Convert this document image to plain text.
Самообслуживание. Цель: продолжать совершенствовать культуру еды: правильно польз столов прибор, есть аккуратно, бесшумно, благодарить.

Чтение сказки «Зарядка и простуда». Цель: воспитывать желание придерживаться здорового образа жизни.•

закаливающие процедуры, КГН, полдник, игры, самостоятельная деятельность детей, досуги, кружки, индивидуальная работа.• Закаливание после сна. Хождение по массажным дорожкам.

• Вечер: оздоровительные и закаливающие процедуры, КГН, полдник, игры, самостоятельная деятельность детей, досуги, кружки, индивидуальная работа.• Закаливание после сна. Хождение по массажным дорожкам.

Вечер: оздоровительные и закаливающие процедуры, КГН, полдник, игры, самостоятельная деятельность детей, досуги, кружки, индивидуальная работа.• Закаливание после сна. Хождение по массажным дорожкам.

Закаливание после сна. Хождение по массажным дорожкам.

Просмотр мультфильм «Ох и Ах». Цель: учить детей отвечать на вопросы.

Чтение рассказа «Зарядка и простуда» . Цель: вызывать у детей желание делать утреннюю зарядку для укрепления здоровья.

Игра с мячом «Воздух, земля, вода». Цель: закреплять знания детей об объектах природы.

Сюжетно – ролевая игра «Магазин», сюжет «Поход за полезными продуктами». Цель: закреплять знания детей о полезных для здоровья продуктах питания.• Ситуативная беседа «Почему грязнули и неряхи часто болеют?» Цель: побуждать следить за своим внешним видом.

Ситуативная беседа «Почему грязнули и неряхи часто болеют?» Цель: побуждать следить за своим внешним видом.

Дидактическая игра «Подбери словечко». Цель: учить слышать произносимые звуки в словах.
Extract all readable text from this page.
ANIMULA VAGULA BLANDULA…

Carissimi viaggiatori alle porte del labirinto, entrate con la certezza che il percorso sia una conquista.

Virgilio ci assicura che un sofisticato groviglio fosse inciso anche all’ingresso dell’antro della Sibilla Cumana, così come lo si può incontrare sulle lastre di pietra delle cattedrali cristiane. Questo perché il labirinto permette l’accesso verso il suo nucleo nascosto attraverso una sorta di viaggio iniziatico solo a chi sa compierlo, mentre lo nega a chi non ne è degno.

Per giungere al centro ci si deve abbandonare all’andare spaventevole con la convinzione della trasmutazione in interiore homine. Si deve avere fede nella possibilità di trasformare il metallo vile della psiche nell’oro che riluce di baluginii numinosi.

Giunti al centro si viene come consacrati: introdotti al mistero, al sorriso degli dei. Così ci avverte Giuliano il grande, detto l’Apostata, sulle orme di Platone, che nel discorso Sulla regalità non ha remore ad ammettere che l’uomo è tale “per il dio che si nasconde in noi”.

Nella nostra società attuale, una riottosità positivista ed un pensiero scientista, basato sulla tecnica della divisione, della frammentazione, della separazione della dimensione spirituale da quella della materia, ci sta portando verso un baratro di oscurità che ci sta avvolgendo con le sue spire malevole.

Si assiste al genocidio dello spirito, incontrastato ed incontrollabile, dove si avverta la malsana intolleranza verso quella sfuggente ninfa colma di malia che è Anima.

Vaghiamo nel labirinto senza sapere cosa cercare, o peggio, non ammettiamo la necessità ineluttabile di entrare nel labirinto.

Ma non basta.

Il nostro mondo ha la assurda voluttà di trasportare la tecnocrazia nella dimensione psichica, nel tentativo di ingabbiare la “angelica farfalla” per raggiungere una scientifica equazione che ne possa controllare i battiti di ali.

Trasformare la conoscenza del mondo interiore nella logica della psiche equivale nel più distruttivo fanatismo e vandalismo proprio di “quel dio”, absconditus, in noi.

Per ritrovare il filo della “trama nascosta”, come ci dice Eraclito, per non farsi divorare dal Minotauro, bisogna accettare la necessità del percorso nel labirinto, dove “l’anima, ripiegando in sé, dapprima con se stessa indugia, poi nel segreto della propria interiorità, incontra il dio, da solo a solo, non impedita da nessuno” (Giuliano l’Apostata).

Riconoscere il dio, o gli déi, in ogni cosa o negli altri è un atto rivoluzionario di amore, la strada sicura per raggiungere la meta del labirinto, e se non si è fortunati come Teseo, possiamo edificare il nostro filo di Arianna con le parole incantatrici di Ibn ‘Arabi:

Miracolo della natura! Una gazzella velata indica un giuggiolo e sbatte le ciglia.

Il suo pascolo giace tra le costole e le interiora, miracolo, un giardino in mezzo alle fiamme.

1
┄┄┄┄┄┄┄┄┄┄
§ Goal: Restate the listing above word for word.

§ Result of the task:
Convert this document image to plain text.
Самообслуживание. Цель: продолжать совершенствовать культуру еды: правильно польз столов прибор, есть аккуратно, бесшумно, благодарить.

Чтение сказки «Зарядка и простуда». Цель: воспитывать желание придерживаться здорового образа жизни.•

закаливающие процедуры, КГН, полдник, игры, самостоятельная деятельность детей, досуги, кружки, индивидуальная работа.• Закаливание после сна. Хождение по массажным дорожкам.

• Вечер: оздоровительные и закаливающие процедуры, КГН, полдник, игры, самостоятельная деятельность детей, досуги, кружки, индивидуальная работа.• Закаливание после сна. Хождение по массажным дорожкам.

Вечер: оздоровительные и закаливающие процедуры, КГН, полдник, игры, самостоятельная деятельность детей, досуги, кружки, индивидуальная работа.• Закаливание после сна. Хождение по массажным дорожкам.

Закаливание после сна. Хождение по массажным дорожкам.

Просмотр мультфильм «Ох и Ах». Цель: учить детей отвечать на вопросы.

Чтение рассказа «Зарядка и простуда» . Цель: вызывать у детей желание делать утреннюю зарядку для укрепления здоровья.

Игра с мячом «Воздух, земля, вода». Цель: закреплять знания детей об объектах природы.

Сюжетно – ролевая игра «Магазин», сюжет «Поход за полезными продуктами». Цель: закреплять знания детей о полезных для здоровья продуктах питания.• Ситуативная беседа «Почему грязнули и неряхи часто болеют?» Цель: побуждать следить за своим внешним видом.

Ситуативная беседа «Почему грязнули и неряхи часто болеют?» Цель: побуждать следить за своим внешним видом.

Дидактическая игра «Подбери словечко». Цель: учить слышать произносимые звуки в словах.
Extract all readable text from this page.
ANIMULA VAGULA BLANDULA…

Carissimi viaggiatori alle porte del labirinto, entrate con la certezza che il percorso sia una conquista.

Virgilio ci assicura che un sofisticato groviglio fosse inciso anche all’ingresso dell’antro della Sibilla Cumana, così come lo si può incontrare sulle lastre di pietra delle cattedrali cristiane. Questo perché il labirinto permette l’accesso verso il suo nucleo nascosto attraverso una sorta di viaggio iniziatico solo a chi sa compierlo, mentre lo nega a chi non ne è degno.

Per giungere al centro ci si deve abbandonare all’andare spaventevole con la convinzione della trasmutazione in interiore homine. Si deve avere fede nella possibilità di trasformare il metallo vile della psiche nell’oro che riluce di baluginii numinosi.

Giunti al centro si viene come consacrati: introdotti al mistero, al sorriso degli dei. Così ci avverte Giuliano il grande, detto l’Apostata, sulle orme di Platone, che nel discorso Sulla regalità non ha remore ad ammettere che l’uomo è tale “per il dio che si nasconde in noi”.

Nella nostra società attuale, una riottosità positivista ed un pensiero scientista, basato sulla tecnica della divisione, della frammentazione, della separazione della dimensione spirituale da quella della materia, ci sta portando verso un baratro di oscurità che ci sta avvolgendo con le sue spire malevole.

Si assiste al genocidio dello spirito, incontrastato ed incontrollabile, dove si avverta la malsana intolleranza verso quella sfuggente ninfa colma di malia che è Anima.

Vaghiamo nel labirinto senza sapere cosa cercare, o peggio, non ammettiamo la necessità ineluttabile di entrare nel labirinto.

Ma non basta.

Il nostro mondo ha la assurda voluttà di trasportare la tecnocrazia nella dimensione psichica, nel tentativo di ingabbiare la “angelica farfalla” per raggiungere una scientifica equazione che ne possa controllare i battiti di ali.

Trasformare la conoscenza del mondo interiore nella logica della psiche equivale nel più distruttivo fanatismo e vandalismo proprio di “quel dio”, absconditus, in noi.

Per ritrovare il filo della “trama nascosta”, come ci dice Eraclito, per non farsi divorare dal Minotauro, bisogna accettare la necessità del percorso nel labirinto, dove “l’anima, ripiegando in sé, dapprima con se stessa indugia, poi nel segreto della propria interiorità, incontra il dio, da solo a solo, non impedita da nessuno” (Giuliano l’Apostata).

Riconoscere il dio, o gli déi, in ogni cosa o negli altri è un atto rivoluzionario di amore, la strada sicura per raggiungere la meta del labirinto, e se non si è fortunati come Teseo, possiamo edificare il nostro filo di Arianna con le parole incantatrici di Ibn ‘Arabi:

Miracolo della natura! Una gazzella velata indica un giuggiolo e sbatte le ciglia.

Il suo pascolo giace tra le costole e le interiora, miracolo, un giardino in mezzo alle fiamme.

1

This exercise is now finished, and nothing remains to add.